## Start Records supplied

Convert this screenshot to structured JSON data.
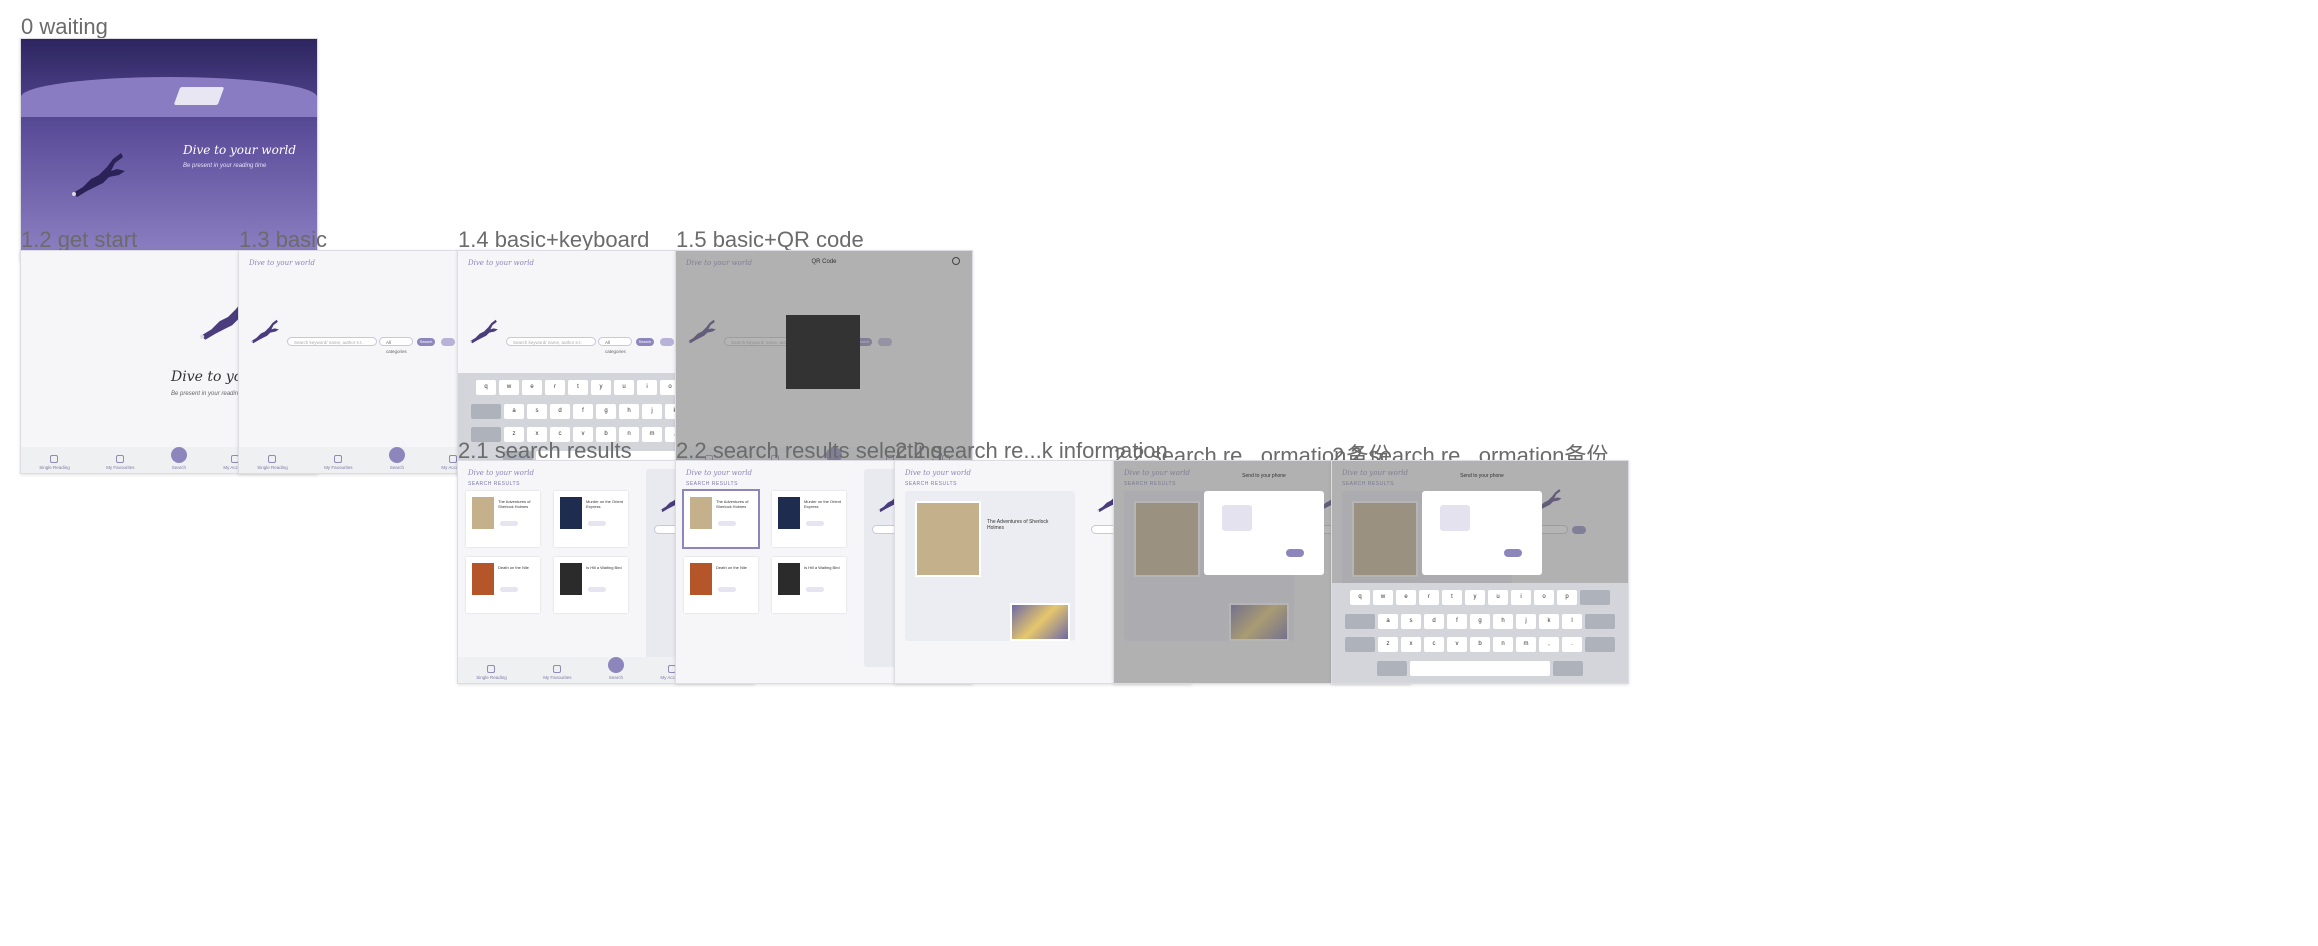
{
  "artboards": [
    {
      "label": "0 waiting",
      "variant": "waiting"
    },
    {
      "label": "1.2 get start",
      "variant": "getstart"
    },
    {
      "label": "1.3 basic",
      "variant": "basic"
    },
    {
      "label": "1.4 basic+keyboard",
      "variant": "keyboard"
    },
    {
      "label": "1.5 basic+QR code",
      "variant": "qr"
    },
    {
      "label": "2.1 search results",
      "variant": "results"
    },
    {
      "label": "2.2 search results selecting",
      "variant": "selecting"
    },
    {
      "label": "2.2 search re...k information",
      "variant": "info"
    },
    {
      "label": "2.2 search re...ormation备份",
      "variant": "modal"
    },
    {
      "label": "2.2 search re...ormation备份",
      "variant": "modal-keyboard"
    }
  ],
  "app": {
    "hero_title": "Dive to your world",
    "hero_subtitle": "Be present in your reading time",
    "header_title": "Dive to your world",
    "search_placeholder": "Search keyword/ name, author e.t.",
    "category": "All categories",
    "search_button": "Search",
    "qr_title": "QR Code",
    "results_title": "SEARCH RESULTS",
    "modal_title": "Send to your phone",
    "tabs": [
      "Single Reading",
      "My Favourites",
      "Search",
      "My Account",
      "My Cart"
    ],
    "keyboard_rows": [
      [
        "q",
        "w",
        "e",
        "r",
        "t",
        "y",
        "u",
        "i",
        "o",
        "p"
      ],
      [
        "a",
        "s",
        "d",
        "f",
        "g",
        "h",
        "j",
        "k",
        "l"
      ],
      [
        "z",
        "x",
        "c",
        "v",
        "b",
        "n",
        "m",
        ",",
        "."
      ]
    ],
    "books": [
      "The Adventures of Sherlock Holmes",
      "Murder on the Orient Express",
      "Death on the Nile",
      "Is Hill a Waiting Bird"
    ]
  },
  "colors": {
    "accent": "#8d86bd",
    "accent_dark": "#4a3c7d",
    "tab_bg": "#eef0f2",
    "page_bg": "#f6f6f9",
    "keyboard_bg": "#d3d5db",
    "overlay": "#777777"
  }
}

## End Records supplied

● **Task details**
Leave images out of the retyped records; keep all else exact.

● **Result for this exercise**
Convert this screenshot to structured JSON data.
{
  "artboards": [
    {
      "label": "0 waiting",
      "variant": "waiting"
    },
    {
      "label": "1.2 get start",
      "variant": "getstart"
    },
    {
      "label": "1.3 basic",
      "variant": "basic"
    },
    {
      "label": "1.4 basic+keyboard",
      "variant": "keyboard"
    },
    {
      "label": "1.5 basic+QR code",
      "variant": "qr"
    },
    {
      "label": "2.1 search results",
      "variant": "results"
    },
    {
      "label": "2.2 search results selecting",
      "variant": "selecting"
    },
    {
      "label": "2.2 search re...k information",
      "variant": "info"
    },
    {
      "label": "2.2 search re...ormation备份",
      "variant": "modal"
    },
    {
      "label": "2.2 search re...ormation备份",
      "variant": "modal-keyboard"
    }
  ],
  "app": {
    "hero_title": "Dive to your world",
    "hero_subtitle": "Be present in your reading time",
    "header_title": "Dive to your world",
    "search_placeholder": "Search keyword/ name, author e.t.",
    "category": "All categories",
    "search_button": "Search",
    "qr_title": "QR Code",
    "results_title": "SEARCH RESULTS",
    "modal_title": "Send to your phone",
    "tabs": [
      "Single Reading",
      "My Favourites",
      "Search",
      "My Account",
      "My Cart"
    ],
    "keyboard_rows": [
      [
        "q",
        "w",
        "e",
        "r",
        "t",
        "y",
        "u",
        "i",
        "o",
        "p"
      ],
      [
        "a",
        "s",
        "d",
        "f",
        "g",
        "h",
        "j",
        "k",
        "l"
      ],
      [
        "z",
        "x",
        "c",
        "v",
        "b",
        "n",
        "m",
        ",",
        "."
      ]
    ],
    "books": [
      "The Adventures of Sherlock Holmes",
      "Murder on the Orient Express",
      "Death on the Nile",
      "Is Hill a Waiting Bird"
    ]
  },
  "colors": {
    "accent": "#8d86bd",
    "accent_dark": "#4a3c7d",
    "tab_bg": "#eef0f2",
    "page_bg": "#f6f6f9",
    "keyboard_bg": "#d3d5db",
    "overlay": "#777777"
  }
}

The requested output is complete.